* _SUPPLIED ENTRIES_
----------------
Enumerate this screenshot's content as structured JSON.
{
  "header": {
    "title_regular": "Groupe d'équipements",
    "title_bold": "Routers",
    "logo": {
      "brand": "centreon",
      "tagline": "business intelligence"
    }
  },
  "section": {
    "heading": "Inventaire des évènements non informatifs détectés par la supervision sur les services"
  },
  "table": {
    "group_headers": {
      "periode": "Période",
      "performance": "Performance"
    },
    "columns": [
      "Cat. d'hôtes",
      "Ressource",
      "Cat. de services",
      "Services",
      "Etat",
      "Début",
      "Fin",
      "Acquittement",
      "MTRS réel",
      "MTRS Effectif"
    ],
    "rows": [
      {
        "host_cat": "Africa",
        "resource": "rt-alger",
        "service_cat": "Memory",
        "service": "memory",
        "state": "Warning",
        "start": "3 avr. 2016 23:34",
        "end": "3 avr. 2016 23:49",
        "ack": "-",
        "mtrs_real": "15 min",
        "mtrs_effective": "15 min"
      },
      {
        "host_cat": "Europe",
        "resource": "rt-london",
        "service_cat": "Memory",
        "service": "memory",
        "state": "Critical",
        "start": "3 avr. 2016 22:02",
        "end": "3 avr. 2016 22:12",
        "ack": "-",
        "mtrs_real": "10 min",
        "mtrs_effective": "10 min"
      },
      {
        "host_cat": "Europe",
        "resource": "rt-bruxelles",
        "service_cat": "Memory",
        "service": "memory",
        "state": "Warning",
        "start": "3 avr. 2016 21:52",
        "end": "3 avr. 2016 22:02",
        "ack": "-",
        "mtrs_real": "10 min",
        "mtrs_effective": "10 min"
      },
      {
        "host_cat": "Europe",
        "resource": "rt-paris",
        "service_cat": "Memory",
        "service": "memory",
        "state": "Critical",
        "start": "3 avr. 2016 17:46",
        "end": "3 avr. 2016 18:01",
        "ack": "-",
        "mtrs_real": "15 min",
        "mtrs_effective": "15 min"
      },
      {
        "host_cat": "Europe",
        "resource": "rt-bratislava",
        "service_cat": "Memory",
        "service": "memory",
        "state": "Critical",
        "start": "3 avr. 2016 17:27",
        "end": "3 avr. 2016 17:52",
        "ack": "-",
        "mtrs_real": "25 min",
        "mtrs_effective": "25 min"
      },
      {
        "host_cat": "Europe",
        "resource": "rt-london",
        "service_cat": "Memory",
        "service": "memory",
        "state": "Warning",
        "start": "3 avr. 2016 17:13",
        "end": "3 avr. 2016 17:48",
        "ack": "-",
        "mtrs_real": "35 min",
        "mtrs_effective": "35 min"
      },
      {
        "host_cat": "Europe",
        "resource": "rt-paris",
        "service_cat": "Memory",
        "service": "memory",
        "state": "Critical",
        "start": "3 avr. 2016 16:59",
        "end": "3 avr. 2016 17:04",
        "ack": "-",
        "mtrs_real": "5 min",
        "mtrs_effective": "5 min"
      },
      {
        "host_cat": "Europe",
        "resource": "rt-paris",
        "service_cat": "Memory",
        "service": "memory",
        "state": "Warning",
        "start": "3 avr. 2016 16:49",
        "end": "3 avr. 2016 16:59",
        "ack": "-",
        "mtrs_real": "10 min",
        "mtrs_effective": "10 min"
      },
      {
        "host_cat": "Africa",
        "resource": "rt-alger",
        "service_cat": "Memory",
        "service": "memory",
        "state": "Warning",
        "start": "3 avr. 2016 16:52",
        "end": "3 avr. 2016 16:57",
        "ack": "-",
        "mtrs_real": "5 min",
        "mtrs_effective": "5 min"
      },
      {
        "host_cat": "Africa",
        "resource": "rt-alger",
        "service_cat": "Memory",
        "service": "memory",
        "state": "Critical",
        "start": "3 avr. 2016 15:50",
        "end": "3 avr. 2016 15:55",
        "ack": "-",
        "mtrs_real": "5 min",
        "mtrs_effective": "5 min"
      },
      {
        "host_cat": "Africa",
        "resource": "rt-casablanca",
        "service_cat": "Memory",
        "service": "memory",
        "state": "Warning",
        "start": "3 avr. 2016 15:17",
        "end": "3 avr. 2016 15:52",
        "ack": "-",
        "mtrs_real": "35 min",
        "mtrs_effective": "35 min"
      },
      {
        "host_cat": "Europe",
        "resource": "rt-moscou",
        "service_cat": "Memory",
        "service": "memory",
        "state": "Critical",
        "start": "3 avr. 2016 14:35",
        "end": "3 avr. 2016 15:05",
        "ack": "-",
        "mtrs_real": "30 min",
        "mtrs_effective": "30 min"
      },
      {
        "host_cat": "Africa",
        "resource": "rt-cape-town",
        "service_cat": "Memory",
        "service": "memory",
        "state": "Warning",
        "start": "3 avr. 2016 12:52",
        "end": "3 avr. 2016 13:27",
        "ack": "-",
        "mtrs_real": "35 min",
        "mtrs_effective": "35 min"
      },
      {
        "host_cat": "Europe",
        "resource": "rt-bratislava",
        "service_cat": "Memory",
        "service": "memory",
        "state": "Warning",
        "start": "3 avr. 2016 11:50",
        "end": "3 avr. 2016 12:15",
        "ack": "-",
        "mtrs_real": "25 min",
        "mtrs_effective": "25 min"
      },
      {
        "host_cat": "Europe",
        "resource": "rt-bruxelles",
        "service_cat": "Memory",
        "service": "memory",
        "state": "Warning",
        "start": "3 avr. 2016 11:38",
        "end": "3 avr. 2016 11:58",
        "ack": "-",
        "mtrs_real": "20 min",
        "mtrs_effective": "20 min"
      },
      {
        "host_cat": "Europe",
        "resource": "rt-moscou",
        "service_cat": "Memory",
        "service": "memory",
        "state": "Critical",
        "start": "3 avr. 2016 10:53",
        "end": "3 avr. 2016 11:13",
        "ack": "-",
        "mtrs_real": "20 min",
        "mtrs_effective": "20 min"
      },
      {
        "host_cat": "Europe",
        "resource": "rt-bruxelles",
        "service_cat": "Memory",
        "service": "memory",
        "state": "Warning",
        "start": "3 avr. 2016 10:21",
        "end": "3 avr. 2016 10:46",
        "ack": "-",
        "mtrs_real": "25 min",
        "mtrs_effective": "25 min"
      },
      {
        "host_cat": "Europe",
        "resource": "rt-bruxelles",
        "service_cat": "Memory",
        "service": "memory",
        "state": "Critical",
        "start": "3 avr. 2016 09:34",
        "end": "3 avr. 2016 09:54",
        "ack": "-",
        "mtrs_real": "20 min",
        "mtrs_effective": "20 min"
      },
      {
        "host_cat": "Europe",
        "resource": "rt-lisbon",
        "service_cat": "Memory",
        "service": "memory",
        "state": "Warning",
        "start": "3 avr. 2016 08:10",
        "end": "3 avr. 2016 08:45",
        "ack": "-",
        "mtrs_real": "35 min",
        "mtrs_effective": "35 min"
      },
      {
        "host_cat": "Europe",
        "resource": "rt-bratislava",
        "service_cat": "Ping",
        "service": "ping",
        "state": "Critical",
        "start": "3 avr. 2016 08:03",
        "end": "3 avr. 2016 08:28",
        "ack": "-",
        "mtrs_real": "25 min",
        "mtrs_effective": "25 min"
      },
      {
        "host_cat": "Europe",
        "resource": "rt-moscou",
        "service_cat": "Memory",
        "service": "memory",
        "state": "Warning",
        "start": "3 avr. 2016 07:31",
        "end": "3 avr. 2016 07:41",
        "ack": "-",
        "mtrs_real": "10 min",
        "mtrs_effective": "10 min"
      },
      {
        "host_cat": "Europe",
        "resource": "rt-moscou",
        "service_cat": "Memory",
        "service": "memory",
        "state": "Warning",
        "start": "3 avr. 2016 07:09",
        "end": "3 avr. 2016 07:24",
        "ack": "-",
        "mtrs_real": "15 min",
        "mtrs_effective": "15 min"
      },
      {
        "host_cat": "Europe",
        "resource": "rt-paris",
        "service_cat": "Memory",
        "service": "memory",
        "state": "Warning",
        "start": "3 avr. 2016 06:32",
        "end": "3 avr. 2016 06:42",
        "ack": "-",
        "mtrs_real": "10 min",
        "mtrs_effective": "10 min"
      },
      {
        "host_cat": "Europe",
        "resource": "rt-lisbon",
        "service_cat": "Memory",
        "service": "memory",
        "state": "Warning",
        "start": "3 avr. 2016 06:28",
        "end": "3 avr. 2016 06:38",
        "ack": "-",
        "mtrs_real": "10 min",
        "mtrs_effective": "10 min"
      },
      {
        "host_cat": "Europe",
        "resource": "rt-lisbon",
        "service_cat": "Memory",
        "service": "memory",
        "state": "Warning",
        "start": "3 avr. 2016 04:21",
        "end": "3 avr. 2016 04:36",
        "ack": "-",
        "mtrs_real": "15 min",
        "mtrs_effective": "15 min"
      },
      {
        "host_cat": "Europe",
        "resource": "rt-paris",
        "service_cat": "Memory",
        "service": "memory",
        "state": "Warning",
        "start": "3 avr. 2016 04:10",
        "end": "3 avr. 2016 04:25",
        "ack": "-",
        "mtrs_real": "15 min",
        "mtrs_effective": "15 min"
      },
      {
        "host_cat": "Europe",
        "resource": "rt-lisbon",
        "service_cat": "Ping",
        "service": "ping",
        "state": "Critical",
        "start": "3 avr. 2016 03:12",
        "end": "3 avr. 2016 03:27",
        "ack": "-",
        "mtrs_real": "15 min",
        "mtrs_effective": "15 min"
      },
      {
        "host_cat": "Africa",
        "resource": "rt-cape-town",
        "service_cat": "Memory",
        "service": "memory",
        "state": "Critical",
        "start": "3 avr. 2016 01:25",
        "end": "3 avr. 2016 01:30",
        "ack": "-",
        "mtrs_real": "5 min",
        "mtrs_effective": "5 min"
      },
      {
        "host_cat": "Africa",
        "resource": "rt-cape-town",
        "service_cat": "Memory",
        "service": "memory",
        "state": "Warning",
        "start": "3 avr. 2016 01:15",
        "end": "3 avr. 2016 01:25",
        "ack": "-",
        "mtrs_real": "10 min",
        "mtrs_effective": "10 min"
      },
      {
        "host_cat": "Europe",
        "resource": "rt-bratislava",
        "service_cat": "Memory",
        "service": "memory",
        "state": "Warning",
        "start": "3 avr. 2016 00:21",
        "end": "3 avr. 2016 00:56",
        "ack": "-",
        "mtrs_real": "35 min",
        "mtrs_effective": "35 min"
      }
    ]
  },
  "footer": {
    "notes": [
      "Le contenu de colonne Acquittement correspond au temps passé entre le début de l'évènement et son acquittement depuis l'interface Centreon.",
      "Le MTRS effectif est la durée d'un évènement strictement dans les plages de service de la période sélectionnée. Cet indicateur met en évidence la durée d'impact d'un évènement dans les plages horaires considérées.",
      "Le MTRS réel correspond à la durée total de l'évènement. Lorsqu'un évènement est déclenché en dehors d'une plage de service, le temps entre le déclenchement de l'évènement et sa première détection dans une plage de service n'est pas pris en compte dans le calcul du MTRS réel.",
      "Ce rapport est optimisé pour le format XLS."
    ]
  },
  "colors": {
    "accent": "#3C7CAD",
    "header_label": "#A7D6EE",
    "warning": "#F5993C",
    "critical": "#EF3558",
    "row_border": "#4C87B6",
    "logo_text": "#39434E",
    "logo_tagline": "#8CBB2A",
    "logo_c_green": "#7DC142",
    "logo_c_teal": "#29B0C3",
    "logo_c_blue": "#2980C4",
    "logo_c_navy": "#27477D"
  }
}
----------------
* _SET TASK_
Pick out every line above that holds the word "réel" and copy it.

* _FULL RESPONSE_
      "MTRS réel",
      "Le MTRS réel correspond à la durée total de l'évènement. Lorsqu'un évènement est déclenché en dehors d'une plage de service, le temps entre le déclenchement de l'évènement et sa première détection dans une plage de service n'est pas pris en compte dans le calcul du MTRS réel.",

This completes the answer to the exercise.